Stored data
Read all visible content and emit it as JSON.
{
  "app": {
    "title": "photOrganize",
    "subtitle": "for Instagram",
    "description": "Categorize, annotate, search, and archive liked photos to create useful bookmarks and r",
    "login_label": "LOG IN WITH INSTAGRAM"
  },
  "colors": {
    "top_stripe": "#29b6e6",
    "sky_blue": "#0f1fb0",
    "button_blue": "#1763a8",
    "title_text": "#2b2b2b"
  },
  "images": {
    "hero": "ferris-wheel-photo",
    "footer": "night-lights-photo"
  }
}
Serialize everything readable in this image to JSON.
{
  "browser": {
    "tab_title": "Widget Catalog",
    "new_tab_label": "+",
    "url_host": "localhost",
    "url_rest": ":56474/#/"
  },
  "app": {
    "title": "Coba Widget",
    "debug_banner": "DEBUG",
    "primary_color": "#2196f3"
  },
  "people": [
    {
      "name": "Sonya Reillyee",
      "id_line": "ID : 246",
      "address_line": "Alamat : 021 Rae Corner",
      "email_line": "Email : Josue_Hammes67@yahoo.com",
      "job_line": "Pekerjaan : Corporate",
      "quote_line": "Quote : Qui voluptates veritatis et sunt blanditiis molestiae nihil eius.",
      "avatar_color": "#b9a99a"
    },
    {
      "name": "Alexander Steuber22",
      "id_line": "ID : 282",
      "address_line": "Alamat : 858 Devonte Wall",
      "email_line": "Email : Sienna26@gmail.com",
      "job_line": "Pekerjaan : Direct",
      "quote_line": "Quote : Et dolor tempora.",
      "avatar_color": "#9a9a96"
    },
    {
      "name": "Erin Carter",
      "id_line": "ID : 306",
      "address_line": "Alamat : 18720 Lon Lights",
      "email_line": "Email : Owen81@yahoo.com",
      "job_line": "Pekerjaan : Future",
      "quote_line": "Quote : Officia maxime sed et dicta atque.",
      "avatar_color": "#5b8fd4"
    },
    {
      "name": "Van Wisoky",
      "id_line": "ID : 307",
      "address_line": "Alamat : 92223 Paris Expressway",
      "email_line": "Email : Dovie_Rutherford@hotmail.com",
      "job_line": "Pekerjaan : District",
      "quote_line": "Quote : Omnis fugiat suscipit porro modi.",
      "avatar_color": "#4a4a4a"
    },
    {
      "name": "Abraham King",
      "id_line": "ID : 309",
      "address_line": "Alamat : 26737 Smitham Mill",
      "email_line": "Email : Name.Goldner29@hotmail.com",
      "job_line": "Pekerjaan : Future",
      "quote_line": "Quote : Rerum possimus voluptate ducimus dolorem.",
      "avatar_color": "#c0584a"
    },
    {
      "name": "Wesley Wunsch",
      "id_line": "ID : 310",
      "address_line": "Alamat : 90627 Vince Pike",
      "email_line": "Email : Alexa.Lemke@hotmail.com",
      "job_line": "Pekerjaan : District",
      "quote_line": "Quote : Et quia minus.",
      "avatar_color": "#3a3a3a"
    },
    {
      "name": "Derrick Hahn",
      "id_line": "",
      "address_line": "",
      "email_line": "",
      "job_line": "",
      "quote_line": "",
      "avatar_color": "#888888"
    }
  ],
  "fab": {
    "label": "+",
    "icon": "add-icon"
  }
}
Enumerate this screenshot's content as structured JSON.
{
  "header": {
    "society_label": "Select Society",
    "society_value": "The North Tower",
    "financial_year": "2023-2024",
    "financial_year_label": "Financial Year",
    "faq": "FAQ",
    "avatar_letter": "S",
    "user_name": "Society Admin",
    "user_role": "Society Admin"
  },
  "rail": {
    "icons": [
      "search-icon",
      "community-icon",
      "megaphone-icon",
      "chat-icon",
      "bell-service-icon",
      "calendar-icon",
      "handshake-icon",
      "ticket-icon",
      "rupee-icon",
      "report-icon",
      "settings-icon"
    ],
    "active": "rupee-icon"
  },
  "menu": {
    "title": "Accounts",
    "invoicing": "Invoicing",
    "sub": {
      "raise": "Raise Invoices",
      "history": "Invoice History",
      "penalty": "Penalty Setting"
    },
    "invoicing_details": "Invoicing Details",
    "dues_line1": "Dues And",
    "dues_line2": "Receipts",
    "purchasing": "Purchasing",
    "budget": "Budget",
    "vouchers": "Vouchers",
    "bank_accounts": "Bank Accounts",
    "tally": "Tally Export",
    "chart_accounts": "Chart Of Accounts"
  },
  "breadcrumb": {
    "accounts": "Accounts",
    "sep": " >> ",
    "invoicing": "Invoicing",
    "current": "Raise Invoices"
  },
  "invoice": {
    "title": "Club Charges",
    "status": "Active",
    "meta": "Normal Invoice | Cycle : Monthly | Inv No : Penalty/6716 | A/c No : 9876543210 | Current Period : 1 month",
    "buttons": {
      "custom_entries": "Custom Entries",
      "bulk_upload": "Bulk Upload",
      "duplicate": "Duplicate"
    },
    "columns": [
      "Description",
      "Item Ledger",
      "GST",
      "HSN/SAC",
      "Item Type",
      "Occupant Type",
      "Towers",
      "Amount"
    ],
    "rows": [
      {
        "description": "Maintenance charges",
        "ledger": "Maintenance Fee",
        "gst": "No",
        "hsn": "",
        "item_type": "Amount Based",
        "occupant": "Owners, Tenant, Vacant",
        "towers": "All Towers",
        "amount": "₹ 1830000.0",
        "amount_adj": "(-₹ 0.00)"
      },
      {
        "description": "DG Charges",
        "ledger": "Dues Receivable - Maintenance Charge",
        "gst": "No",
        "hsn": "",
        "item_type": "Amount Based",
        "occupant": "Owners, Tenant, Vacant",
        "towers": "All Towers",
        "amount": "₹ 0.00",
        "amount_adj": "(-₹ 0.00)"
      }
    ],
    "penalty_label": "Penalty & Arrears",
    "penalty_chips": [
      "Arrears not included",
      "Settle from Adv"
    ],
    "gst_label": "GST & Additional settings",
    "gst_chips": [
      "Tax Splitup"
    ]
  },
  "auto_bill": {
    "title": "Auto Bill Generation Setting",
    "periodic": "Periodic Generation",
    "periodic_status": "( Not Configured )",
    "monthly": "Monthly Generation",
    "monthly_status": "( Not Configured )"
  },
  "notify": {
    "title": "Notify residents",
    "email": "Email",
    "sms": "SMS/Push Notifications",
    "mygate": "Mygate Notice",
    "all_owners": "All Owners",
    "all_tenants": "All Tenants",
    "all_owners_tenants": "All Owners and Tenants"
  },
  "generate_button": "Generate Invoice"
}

GIVEN INSTRUCTION ::
Reproduce every line of the data verbatim.

REPLY ::
Read all visible content and emit it as JSON.
{
  "app": {
    "title": "photOrganize",
    "subtitle": "for Instagram",
    "description": "Categorize, annotate, search, and archive liked photos to create useful bookmarks and r",
    "login_label": "LOG IN WITH INSTAGRAM"
  },
  "colors": {
    "top_stripe": "#29b6e6",
    "sky_blue": "#0f1fb0",
    "button_blue": "#1763a8",
    "title_text": "#2b2b2b"
  },
  "images": {
    "hero": "ferris-wheel-photo",
    "footer": "night-lights-photo"
  }
}
Serialize everything readable in this image to JSON.
{
  "browser": {
    "tab_title": "Widget Catalog",
    "new_tab_label": "+",
    "url_host": "localhost",
    "url_rest": ":56474/#/"
  },
  "app": {
    "title": "Coba Widget",
    "debug_banner": "DEBUG",
    "primary_color": "#2196f3"
  },
  "people": [
    {
      "name": "Sonya Reillyee",
      "id_line": "ID : 246",
      "address_line": "Alamat : 021 Rae Corner",
      "email_line": "Email : Josue_Hammes67@yahoo.com",
      "job_line": "Pekerjaan : Corporate",
      "quote_line": "Quote : Qui voluptates veritatis et sunt blanditiis molestiae nihil eius.",
      "avatar_color": "#b9a99a"
    },
    {
      "name": "Alexander Steuber22",
      "id_line": "ID : 282",
      "address_line": "Alamat : 858 Devonte Wall",
      "email_line": "Email : Sienna26@gmail.com",
      "job_line": "Pekerjaan : Direct",
      "quote_line": "Quote : Et dolor tempora.",
      "avatar_color": "#9a9a96"
    },
    {
      "name": "Erin Carter",
      "id_line": "ID : 306",
      "address_line": "Alamat : 18720 Lon Lights",
      "email_line": "Email : Owen81@yahoo.com",
      "job_line": "Pekerjaan : Future",
      "quote_line": "Quote : Officia maxime sed et dicta atque.",
      "avatar_color": "#5b8fd4"
    },
    {
      "name": "Van Wisoky",
      "id_line": "ID : 307",
      "address_line": "Alamat : 92223 Paris Expressway",
      "email_line": "Email : Dovie_Rutherford@hotmail.com",
      "job_line": "Pekerjaan : District",
      "quote_line": "Quote : Omnis fugiat suscipit porro modi.",
      "avatar_color": "#4a4a4a"
    },
    {
      "name": "Abraham King",
      "id_line": "ID : 309",
      "address_line": "Alamat : 26737 Smitham Mill",
      "email_line": "Email : Name.Goldner29@hotmail.com",
      "job_line": "Pekerjaan : Future",
      "quote_line": "Quote : Rerum possimus voluptate ducimus dolorem.",
      "avatar_color": "#c0584a"
    },
    {
      "name": "Wesley Wunsch",
      "id_line": "ID : 310",
      "address_line": "Alamat : 90627 Vince Pike",
      "email_line": "Email : Alexa.Lemke@hotmail.com",
      "job_line": "Pekerjaan : District",
      "quote_line": "Quote : Et quia minus.",
      "avatar_color": "#3a3a3a"
    },
    {
      "name": "Derrick Hahn",
      "id_line": "",
      "address_line": "",
      "email_line": "",
      "job_line": "",
      "quote_line": "",
      "avatar_color": "#888888"
    }
  ],
  "fab": {
    "label": "+",
    "icon": "add-icon"
  }
}
Enumerate this screenshot's content as structured JSON.
{
  "header": {
    "society_label": "Select Society",
    "society_value": "The North Tower",
    "financial_year": "2023-2024",
    "financial_year_label": "Financial Year",
    "faq": "FAQ",
    "avatar_letter": "S",
    "user_name": "Society Admin",
    "user_role": "Society Admin"
  },
  "rail": {
    "icons": [
      "search-icon",
      "community-icon",
      "megaphone-icon",
      "chat-icon",
      "bell-service-icon",
      "calendar-icon",
      "handshake-icon",
      "ticket-icon",
      "rupee-icon",
      "report-icon",
      "settings-icon"
    ],
    "active": "rupee-icon"
  },
  "menu": {
    "title": "Accounts",
    "invoicing": "Invoicing",
    "sub": {
      "raise": "Raise Invoices",
      "history": "Invoice History",
      "penalty": "Penalty Setting"
    },
    "invoicing_details": "Invoicing Details",
    "dues_line1": "Dues And",
    "dues_line2": "Receipts",
    "purchasing": "Purchasing",
    "budget": "Budget",
    "vouchers": "Vouchers",
    "bank_accounts": "Bank Accounts",
    "tally": "Tally Export",
    "chart_accounts": "Chart Of Accounts"
  },
  "breadcrumb": {
    "accounts": "Accounts",
    "sep": " >> ",
    "invoicing": "Invoicing",
    "current": "Raise Invoices"
  },
  "invoice": {
    "title": "Club Charges",
    "status": "Active",
    "meta": "Normal Invoice | Cycle : Monthly | Inv No : Penalty/6716 | A/c No : 9876543210 | Current Period : 1 month",
    "buttons": {
      "custom_entries": "Custom Entries",
      "bulk_upload": "Bulk Upload",
      "duplicate": "Duplicate"
    },
    "columns": [
      "Description",
      "Item Ledger",
      "GST",
      "HSN/SAC",
      "Item Type",
      "Occupant Type",
      "Towers",
      "Amount"
    ],
    "rows": [
      {
        "description": "Maintenance charges",
        "ledger": "Maintenance Fee",
        "gst": "No",
        "hsn": "",
        "item_type": "Amount Based",
        "occupant": "Owners, Tenant, Vacant",
        "towers": "All Towers",
        "amount": "₹ 1830000.0",
        "amount_adj": "(-₹ 0.00)"
      },
      {
        "description": "DG Charges",
        "ledger": "Dues Receivable - Maintenance Charge",
        "gst": "No",
        "hsn": "",
        "item_type": "Amount Based",
        "occupant": "Owners, Tenant, Vacant",
        "towers": "All Towers",
        "amount": "₹ 0.00",
        "amount_adj": "(-₹ 0.00)"
      }
    ],
    "penalty_label": "Penalty & Arrears",
    "penalty_chips": [
      "Arrears not included",
      "Settle from Adv"
    ],
    "gst_label": "GST & Additional settings",
    "gst_chips": [
      "Tax Splitup"
    ]
  },
  "auto_bill": {
    "title": "Auto Bill Generation Setting",
    "periodic": "Periodic Generation",
    "periodic_status": "( Not Configured )",
    "monthly": "Monthly Generation",
    "monthly_status": "( Not Configured )"
  },
  "notify": {
    "title": "Notify residents",
    "email": "Email",
    "sms": "SMS/Push Notifications",
    "mygate": "Mygate Notice",
    "all_owners": "All Owners",
    "all_tenants": "All Tenants",
    "all_owners_tenants": "All Owners and Tenants"
  },
  "generate_button": "Generate Invoice"
}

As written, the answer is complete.